Data for the task:

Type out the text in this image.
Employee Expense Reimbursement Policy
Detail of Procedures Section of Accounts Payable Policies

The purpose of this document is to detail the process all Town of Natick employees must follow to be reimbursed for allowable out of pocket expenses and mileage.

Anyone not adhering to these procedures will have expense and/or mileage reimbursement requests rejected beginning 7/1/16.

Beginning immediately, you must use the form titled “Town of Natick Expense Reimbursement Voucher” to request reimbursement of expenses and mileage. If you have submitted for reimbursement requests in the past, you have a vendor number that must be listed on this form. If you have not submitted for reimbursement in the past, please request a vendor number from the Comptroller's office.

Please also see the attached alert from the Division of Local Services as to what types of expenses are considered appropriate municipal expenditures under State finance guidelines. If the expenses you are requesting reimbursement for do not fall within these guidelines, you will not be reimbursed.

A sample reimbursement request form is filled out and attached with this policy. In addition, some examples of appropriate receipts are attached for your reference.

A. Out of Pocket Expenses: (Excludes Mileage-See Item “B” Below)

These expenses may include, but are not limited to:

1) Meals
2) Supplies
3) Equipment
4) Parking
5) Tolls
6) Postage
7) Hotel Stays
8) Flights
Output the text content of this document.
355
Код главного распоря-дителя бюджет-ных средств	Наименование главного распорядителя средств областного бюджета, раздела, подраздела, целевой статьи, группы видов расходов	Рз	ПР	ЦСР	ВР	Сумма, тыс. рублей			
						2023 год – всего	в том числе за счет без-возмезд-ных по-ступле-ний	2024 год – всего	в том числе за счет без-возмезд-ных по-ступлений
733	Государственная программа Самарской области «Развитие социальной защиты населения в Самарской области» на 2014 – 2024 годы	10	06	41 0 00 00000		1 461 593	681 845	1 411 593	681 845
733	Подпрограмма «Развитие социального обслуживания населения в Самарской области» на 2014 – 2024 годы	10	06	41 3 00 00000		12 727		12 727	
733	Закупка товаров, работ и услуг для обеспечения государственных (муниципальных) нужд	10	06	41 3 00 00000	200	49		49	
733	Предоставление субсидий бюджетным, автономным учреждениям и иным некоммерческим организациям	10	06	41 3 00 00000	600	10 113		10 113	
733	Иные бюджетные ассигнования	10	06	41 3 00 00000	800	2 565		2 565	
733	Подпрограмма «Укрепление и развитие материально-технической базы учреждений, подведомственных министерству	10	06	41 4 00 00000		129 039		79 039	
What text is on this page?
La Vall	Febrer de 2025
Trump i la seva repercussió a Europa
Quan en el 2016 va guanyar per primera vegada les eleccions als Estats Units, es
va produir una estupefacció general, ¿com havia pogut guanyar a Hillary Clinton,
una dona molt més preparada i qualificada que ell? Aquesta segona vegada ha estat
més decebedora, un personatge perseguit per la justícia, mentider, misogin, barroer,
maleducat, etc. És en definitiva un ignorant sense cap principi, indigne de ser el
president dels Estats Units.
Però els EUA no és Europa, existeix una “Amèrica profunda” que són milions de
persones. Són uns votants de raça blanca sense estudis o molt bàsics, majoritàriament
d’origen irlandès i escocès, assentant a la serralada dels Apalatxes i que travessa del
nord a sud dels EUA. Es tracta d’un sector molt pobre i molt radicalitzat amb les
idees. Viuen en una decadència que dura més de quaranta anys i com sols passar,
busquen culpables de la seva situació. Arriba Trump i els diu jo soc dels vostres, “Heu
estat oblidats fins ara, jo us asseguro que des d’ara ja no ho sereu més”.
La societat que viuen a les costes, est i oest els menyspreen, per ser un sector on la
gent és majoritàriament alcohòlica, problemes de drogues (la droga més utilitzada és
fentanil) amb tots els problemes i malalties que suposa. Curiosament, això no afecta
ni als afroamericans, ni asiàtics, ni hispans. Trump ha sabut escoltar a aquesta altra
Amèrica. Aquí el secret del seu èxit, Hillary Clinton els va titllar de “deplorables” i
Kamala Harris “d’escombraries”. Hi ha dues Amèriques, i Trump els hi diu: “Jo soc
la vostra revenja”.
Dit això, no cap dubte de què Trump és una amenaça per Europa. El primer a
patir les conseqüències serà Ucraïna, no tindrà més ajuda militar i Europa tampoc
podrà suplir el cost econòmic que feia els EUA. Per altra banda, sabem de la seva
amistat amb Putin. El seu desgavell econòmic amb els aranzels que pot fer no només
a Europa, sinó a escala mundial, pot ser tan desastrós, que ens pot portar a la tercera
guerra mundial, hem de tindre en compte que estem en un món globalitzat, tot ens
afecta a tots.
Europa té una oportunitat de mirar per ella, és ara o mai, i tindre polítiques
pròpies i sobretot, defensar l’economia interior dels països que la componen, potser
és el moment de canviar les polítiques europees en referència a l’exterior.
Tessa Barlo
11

Problem requirements:
Give the material above again, word for word.

Problem solution:
Type out the text in this image.
Employee Expense Reimbursement Policy
Detail of Procedures Section of Accounts Payable Policies

The purpose of this document is to detail the process all Town of Natick employees must follow to be reimbursed for allowable out of pocket expenses and mileage.

Anyone not adhering to these procedures will have expense and/or mileage reimbursement requests rejected beginning 7/1/16.

Beginning immediately, you must use the form titled “Town of Natick Expense Reimbursement Voucher” to request reimbursement of expenses and mileage. If you have submitted for reimbursement requests in the past, you have a vendor number that must be listed on this form. If you have not submitted for reimbursement in the past, please request a vendor number from the Comptroller's office.

Please also see the attached alert from the Division of Local Services as to what types of expenses are considered appropriate municipal expenditures under State finance guidelines. If the expenses you are requesting reimbursement for do not fall within these guidelines, you will not be reimbursed.

A sample reimbursement request form is filled out and attached with this policy. In addition, some examples of appropriate receipts are attached for your reference.

A. Out of Pocket Expenses: (Excludes Mileage-See Item “B” Below)

These expenses may include, but are not limited to:

1) Meals
2) Supplies
3) Equipment
4) Parking
5) Tolls
6) Postage
7) Hotel Stays
8) Flights
Output the text content of this document.
355
Код главного распоря-дителя бюджет-ных средств	Наименование главного распорядителя средств областного бюджета, раздела, подраздела, целевой статьи, группы видов расходов	Рз	ПР	ЦСР	ВР	Сумма, тыс. рублей			
						2023 год – всего	в том числе за счет без-возмезд-ных по-ступле-ний	2024 год – всего	в том числе за счет без-возмезд-ных по-ступлений
733	Государственная программа Самарской области «Развитие социальной защиты населения в Самарской области» на 2014 – 2024 годы	10	06	41 0 00 00000		1 461 593	681 845	1 411 593	681 845
733	Подпрограмма «Развитие социального обслуживания населения в Самарской области» на 2014 – 2024 годы	10	06	41 3 00 00000		12 727		12 727	
733	Закупка товаров, работ и услуг для обеспечения государственных (муниципальных) нужд	10	06	41 3 00 00000	200	49		49	
733	Предоставление субсидий бюджетным, автономным учреждениям и иным некоммерческим организациям	10	06	41 3 00 00000	600	10 113		10 113	
733	Иные бюджетные ассигнования	10	06	41 3 00 00000	800	2 565		2 565	
733	Подпрограмма «Укрепление и развитие материально-технической базы учреждений, подведомственных министерству	10	06	41 4 00 00000		129 039		79 039	
What text is on this page?
La Vall	Febrer de 2025
Trump i la seva repercussió a Europa
Quan en el 2016 va guanyar per primera vegada les eleccions als Estats Units, es
va produir una estupefacció general, ¿com havia pogut guanyar a Hillary Clinton,
una dona molt més preparada i qualificada que ell? Aquesta segona vegada ha estat
més decebedora, un personatge perseguit per la justícia, mentider, misogin, barroer,
maleducat, etc. És en definitiva un ignorant sense cap principi, indigne de ser el
president dels Estats Units.
Però els EUA no és Europa, existeix una “Amèrica profunda” que són milions de
persones. Són uns votants de raça blanca sense estudis o molt bàsics, majoritàriament
d’origen irlandès i escocès, assentant a la serralada dels Apalatxes i que travessa del
nord a sud dels EUA. Es tracta d’un sector molt pobre i molt radicalitzat amb les
idees. Viuen en una decadència que dura més de quaranta anys i com sols passar,
busquen culpables de la seva situació. Arriba Trump i els diu jo soc dels vostres, “Heu
estat oblidats fins ara, jo us asseguro que des d’ara ja no ho sereu més”.
La societat que viuen a les costes, est i oest els menyspreen, per ser un sector on la
gent és majoritàriament alcohòlica, problemes de drogues (la droga més utilitzada és
fentanil) amb tots els problemes i malalties que suposa. Curiosament, això no afecta
ni als afroamericans, ni asiàtics, ni hispans. Trump ha sabut escoltar a aquesta altra
Amèrica. Aquí el secret del seu èxit, Hillary Clinton els va titllar de “deplorables” i
Kamala Harris “d’escombraries”. Hi ha dues Amèriques, i Trump els hi diu: “Jo soc
la vostra revenja”.
Dit això, no cap dubte de què Trump és una amenaça per Europa. El primer a
patir les conseqüències serà Ucraïna, no tindrà més ajuda militar i Europa tampoc
podrà suplir el cost econòmic que feia els EUA. Per altra banda, sabem de la seva
amistat amb Putin. El seu desgavell econòmic amb els aranzels que pot fer no només
a Europa, sinó a escala mundial, pot ser tan desastrós, que ens pot portar a la tercera
guerra mundial, hem de tindre en compte que estem en un món globalitzat, tot ens
afecta a tots.
Europa té una oportunitat de mirar per ella, és ara o mai, i tindre polítiques
pròpies i sobretot, defensar l’economia interior dels països que la componen, potser
és el moment de canviar les polítiques europees en referència a l’exterior.
Tessa Barlo
11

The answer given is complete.